What is asked:
Each line below is to be written out in full, exactly as shown.

Exercise data:
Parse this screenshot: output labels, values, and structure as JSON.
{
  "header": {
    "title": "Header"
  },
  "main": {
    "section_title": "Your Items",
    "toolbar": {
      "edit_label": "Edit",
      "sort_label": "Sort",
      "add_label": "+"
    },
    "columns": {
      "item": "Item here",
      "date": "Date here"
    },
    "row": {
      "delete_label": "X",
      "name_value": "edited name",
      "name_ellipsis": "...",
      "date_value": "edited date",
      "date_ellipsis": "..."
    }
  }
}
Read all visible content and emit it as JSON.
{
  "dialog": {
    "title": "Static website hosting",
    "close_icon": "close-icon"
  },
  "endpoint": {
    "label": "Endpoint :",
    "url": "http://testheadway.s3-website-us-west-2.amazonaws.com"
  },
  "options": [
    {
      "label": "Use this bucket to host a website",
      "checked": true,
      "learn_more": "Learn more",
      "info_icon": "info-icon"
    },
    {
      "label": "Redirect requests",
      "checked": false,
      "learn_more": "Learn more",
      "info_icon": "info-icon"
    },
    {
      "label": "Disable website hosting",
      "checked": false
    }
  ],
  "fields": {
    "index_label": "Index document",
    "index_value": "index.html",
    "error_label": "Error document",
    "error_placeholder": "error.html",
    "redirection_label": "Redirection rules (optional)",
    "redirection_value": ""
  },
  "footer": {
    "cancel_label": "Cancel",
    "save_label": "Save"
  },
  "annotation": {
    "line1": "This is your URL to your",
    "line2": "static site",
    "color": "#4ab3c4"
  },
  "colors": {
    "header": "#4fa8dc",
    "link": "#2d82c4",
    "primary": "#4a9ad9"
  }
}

Worked solution:
Parse this screenshot: output labels, values, and structure as JSON.
{
  "header": {
    "title": "Header"
  },
  "main": {
    "section_title": "Your Items",
    "toolbar": {
      "edit_label": "Edit",
      "sort_label": "Sort",
      "add_label": "+"
    },
    "columns": {
      "item": "Item here",
      "date": "Date here"
    },
    "row": {
      "delete_label": "X",
      "name_value": "edited name",
      "name_ellipsis": "...",
      "date_value": "edited date",
      "date_ellipsis": "..."
    }
  }
}
Read all visible content and emit it as JSON.
{
  "dialog": {
    "title": "Static website hosting",
    "close_icon": "close-icon"
  },
  "endpoint": {
    "label": "Endpoint :",
    "url": "http://testheadway.s3-website-us-west-2.amazonaws.com"
  },
  "options": [
    {
      "label": "Use this bucket to host a website",
      "checked": true,
      "learn_more": "Learn more",
      "info_icon": "info-icon"
    },
    {
      "label": "Redirect requests",
      "checked": false,
      "learn_more": "Learn more",
      "info_icon": "info-icon"
    },
    {
      "label": "Disable website hosting",
      "checked": false
    }
  ],
  "fields": {
    "index_label": "Index document",
    "index_value": "index.html",
    "error_label": "Error document",
    "error_placeholder": "error.html",
    "redirection_label": "Redirection rules (optional)",
    "redirection_value": ""
  },
  "footer": {
    "cancel_label": "Cancel",
    "save_label": "Save"
  },
  "annotation": {
    "line1": "This is your URL to your",
    "line2": "static site",
    "color": "#4ab3c4"
  },
  "colors": {
    "header": "#4fa8dc",
    "link": "#2d82c4",
    "primary": "#4a9ad9"
  }
}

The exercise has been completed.